### Your task:
Emit the entire listing verbatim.

══ Exercise inputs

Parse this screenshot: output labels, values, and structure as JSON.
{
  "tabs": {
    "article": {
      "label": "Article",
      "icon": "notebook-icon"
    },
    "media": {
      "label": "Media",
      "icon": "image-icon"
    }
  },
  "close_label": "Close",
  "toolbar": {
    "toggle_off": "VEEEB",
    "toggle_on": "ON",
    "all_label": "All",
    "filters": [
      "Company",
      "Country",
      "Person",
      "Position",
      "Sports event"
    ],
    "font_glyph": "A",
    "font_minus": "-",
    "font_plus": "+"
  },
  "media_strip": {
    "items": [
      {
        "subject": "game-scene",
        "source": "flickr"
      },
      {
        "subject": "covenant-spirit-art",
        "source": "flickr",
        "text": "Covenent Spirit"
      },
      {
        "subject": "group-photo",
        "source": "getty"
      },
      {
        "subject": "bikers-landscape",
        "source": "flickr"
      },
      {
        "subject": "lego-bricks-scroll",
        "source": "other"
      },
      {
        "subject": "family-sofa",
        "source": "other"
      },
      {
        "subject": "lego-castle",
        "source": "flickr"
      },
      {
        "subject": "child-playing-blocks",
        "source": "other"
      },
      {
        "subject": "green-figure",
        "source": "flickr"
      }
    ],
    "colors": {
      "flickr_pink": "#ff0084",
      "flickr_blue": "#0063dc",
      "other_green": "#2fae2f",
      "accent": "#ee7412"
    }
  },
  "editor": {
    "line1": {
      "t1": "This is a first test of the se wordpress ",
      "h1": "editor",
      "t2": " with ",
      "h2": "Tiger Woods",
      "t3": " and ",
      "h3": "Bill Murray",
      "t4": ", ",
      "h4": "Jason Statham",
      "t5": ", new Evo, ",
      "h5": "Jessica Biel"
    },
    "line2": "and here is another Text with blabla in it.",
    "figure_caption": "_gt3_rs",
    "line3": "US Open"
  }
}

════

### The result:
Parse this screenshot: output labels, values, and structure as JSON.
{
  "tabs": {
    "article": {
      "label": "Article",
      "icon": "notebook-icon"
    },
    "media": {
      "label": "Media",
      "icon": "image-icon"
    }
  },
  "close_label": "Close",
  "toolbar": {
    "toggle_off": "VEEEB",
    "toggle_on": "ON",
    "all_label": "All",
    "filters": [
      "Company",
      "Country",
      "Person",
      "Position",
      "Sports event"
    ],
    "font_glyph": "A",
    "font_minus": "-",
    "font_plus": "+"
  },
  "media_strip": {
    "items": [
      {
        "subject": "game-scene",
        "source": "flickr"
      },
      {
        "subject": "covenant-spirit-art",
        "source": "flickr",
        "text": "Covenent Spirit"
      },
      {
        "subject": "group-photo",
        "source": "getty"
      },
      {
        "subject": "bikers-landscape",
        "source": "flickr"
      },
      {
        "subject": "lego-bricks-scroll",
        "source": "other"
      },
      {
        "subject": "family-sofa",
        "source": "other"
      },
      {
        "subject": "lego-castle",
        "source": "flickr"
      },
      {
        "subject": "child-playing-blocks",
        "source": "other"
      },
      {
        "subject": "green-figure",
        "source": "flickr"
      }
    ],
    "colors": {
      "flickr_pink": "#ff0084",
      "flickr_blue": "#0063dc",
      "other_green": "#2fae2f",
      "accent": "#ee7412"
    }
  },
  "editor": {
    "line1": {
      "t1": "This is a first test of the se wordpress ",
      "h1": "editor",
      "t2": " with ",
      "h2": "Tiger Woods",
      "t3": " and ",
      "h3": "Bill Murray",
      "t4": ", ",
      "h4": "Jason Statham",
      "t5": ", new Evo, ",
      "h5": "Jessica Biel"
    },
    "line2": "and here is another Text with blabla in it.",
    "figure_caption": "_gt3_rs",
    "line3": "US Open"
  }
}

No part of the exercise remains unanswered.